►

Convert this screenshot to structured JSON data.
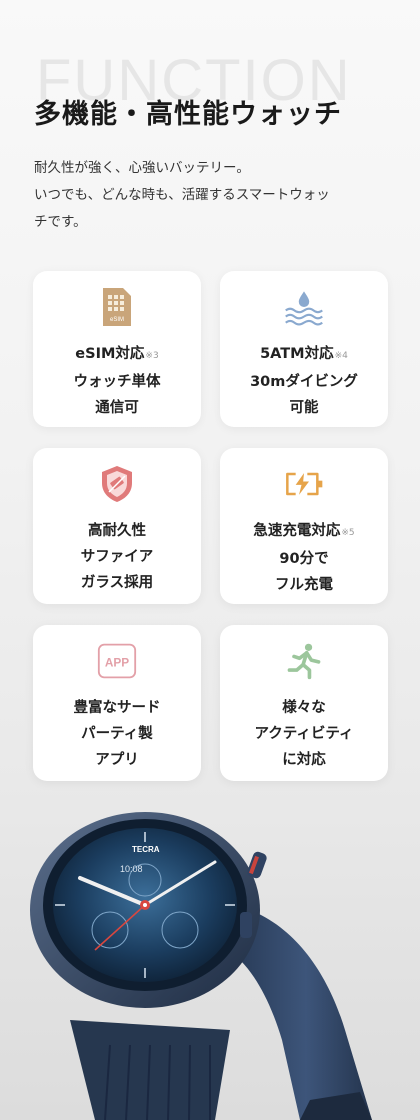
{
  "header": {
    "bg_word": "FUNCTION",
    "title": "多機能・高性能ウォッチ",
    "lead": [
      "耐久性が強く、心強いバッテリー。",
      "いつでも、どんな時も、活躍するスマートウォッ",
      "チです。"
    ]
  },
  "cards": [
    {
      "icon": "esim-icon",
      "lines": [
        "eSIM対応",
        "ウォッチ単体",
        "通信可"
      ],
      "note": "※3"
    },
    {
      "icon": "water-icon",
      "lines": [
        "5ATM対応",
        "30mダイビング",
        "可能"
      ],
      "note": "※4"
    },
    {
      "icon": "shield-icon",
      "lines": [
        "高耐久性",
        "サファイア",
        "ガラス採用"
      ],
      "note": ""
    },
    {
      "icon": "battery-icon",
      "lines": [
        "急速充電対応",
        "90分で",
        "フル充電"
      ],
      "note": "※5"
    },
    {
      "icon": "app-icon",
      "lines": [
        "豊富なサード",
        "パーティ製",
        "アプリ"
      ],
      "note": ""
    },
    {
      "icon": "running-icon",
      "lines": [
        "様々な",
        "アクティビティ",
        "に対応"
      ],
      "note": ""
    }
  ],
  "icon_labels": {
    "esim": "eSIM",
    "app": "APP"
  },
  "watch": {
    "brand": "TECRA",
    "time": "10:08"
  },
  "colors": {
    "accent": "#c9a57a",
    "water": "#8aa9cf",
    "danger": "#e07a7a",
    "app": "#e3a0a8",
    "running": "#9cc69c"
  }
}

◄

Every entry above is to be set down exactly; the pictures are to be left out.

> **Worked solution**
Convert this screenshot to structured JSON data.
{
  "header": {
    "bg_word": "FUNCTION",
    "title": "多機能・高性能ウォッチ",
    "lead": [
      "耐久性が強く、心強いバッテリー。",
      "いつでも、どんな時も、活躍するスマートウォッ",
      "チです。"
    ]
  },
  "cards": [
    {
      "icon": "esim-icon",
      "lines": [
        "eSIM対応",
        "ウォッチ単体",
        "通信可"
      ],
      "note": "※3"
    },
    {
      "icon": "water-icon",
      "lines": [
        "5ATM対応",
        "30mダイビング",
        "可能"
      ],
      "note": "※4"
    },
    {
      "icon": "shield-icon",
      "lines": [
        "高耐久性",
        "サファイア",
        "ガラス採用"
      ],
      "note": ""
    },
    {
      "icon": "battery-icon",
      "lines": [
        "急速充電対応",
        "90分で",
        "フル充電"
      ],
      "note": "※5"
    },
    {
      "icon": "app-icon",
      "lines": [
        "豊富なサード",
        "パーティ製",
        "アプリ"
      ],
      "note": ""
    },
    {
      "icon": "running-icon",
      "lines": [
        "様々な",
        "アクティビティ",
        "に対応"
      ],
      "note": ""
    }
  ],
  "icon_labels": {
    "esim": "eSIM",
    "app": "APP"
  },
  "watch": {
    "brand": "TECRA",
    "time": "10:08"
  },
  "colors": {
    "accent": "#c9a57a",
    "water": "#8aa9cf",
    "danger": "#e07a7a",
    "app": "#e3a0a8",
    "running": "#9cc69c"
  }
}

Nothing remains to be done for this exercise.